* Begin Input rows *

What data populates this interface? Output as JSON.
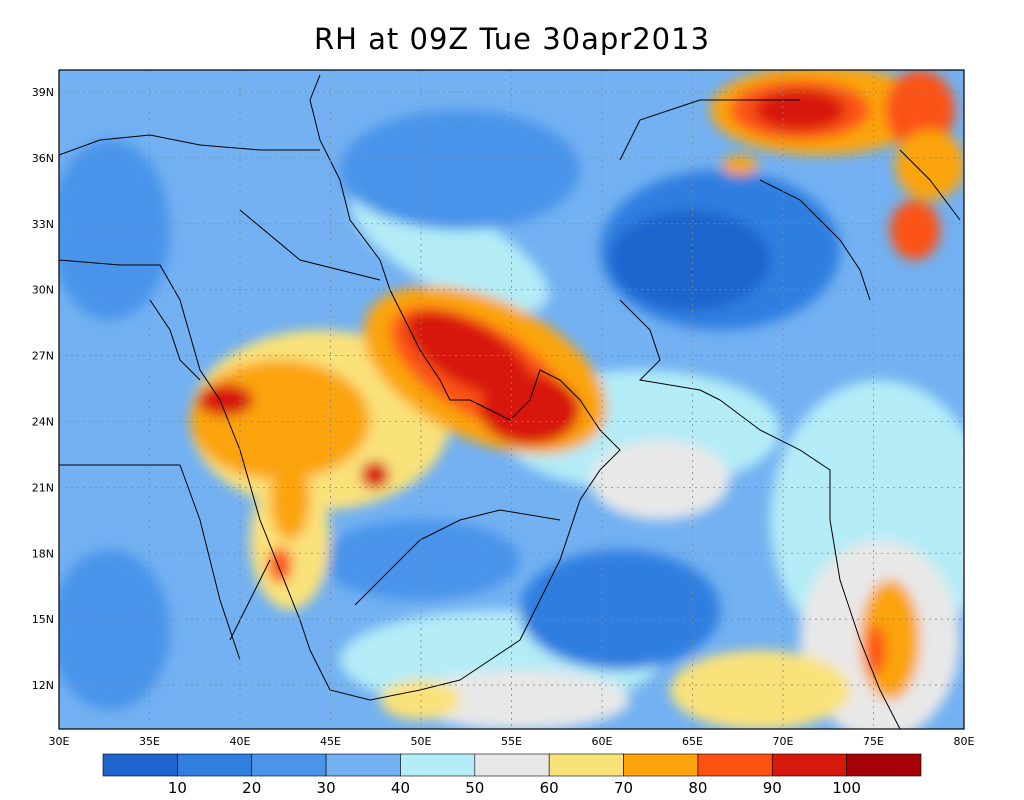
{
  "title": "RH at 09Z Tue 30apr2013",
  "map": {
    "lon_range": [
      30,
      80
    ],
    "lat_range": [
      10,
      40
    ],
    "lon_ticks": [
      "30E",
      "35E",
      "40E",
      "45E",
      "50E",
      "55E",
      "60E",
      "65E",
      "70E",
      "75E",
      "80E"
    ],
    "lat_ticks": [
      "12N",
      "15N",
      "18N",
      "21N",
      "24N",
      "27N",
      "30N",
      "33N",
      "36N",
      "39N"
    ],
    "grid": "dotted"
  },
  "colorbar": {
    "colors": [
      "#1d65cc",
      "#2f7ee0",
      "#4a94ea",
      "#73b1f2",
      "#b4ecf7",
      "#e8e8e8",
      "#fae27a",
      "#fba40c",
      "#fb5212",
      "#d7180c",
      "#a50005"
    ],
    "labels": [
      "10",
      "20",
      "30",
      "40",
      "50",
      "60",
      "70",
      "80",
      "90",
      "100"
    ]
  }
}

* End Input rows *
* Begin Input rows *

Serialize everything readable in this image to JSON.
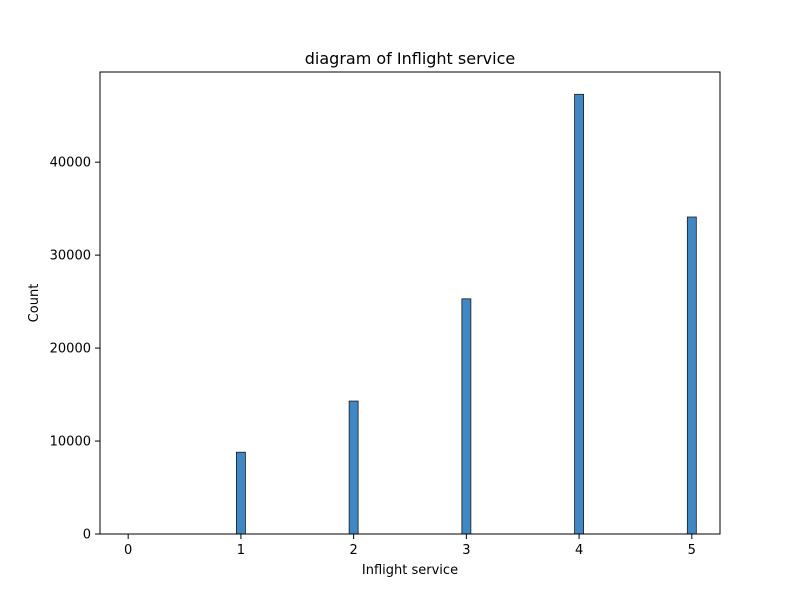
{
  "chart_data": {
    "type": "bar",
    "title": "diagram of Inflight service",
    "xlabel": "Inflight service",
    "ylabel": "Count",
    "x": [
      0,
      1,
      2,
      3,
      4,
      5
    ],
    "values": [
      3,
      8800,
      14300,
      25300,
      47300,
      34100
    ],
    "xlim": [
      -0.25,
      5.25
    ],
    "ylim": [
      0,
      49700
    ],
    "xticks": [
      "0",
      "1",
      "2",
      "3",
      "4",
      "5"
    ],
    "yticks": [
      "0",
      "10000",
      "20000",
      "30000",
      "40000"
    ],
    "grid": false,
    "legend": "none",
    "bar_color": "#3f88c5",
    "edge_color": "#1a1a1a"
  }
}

* End Input rows *

* [Problem requirements]: Looking at the entries above, state how many lines contain "service"; give the number alone.

* [Final answer]: 2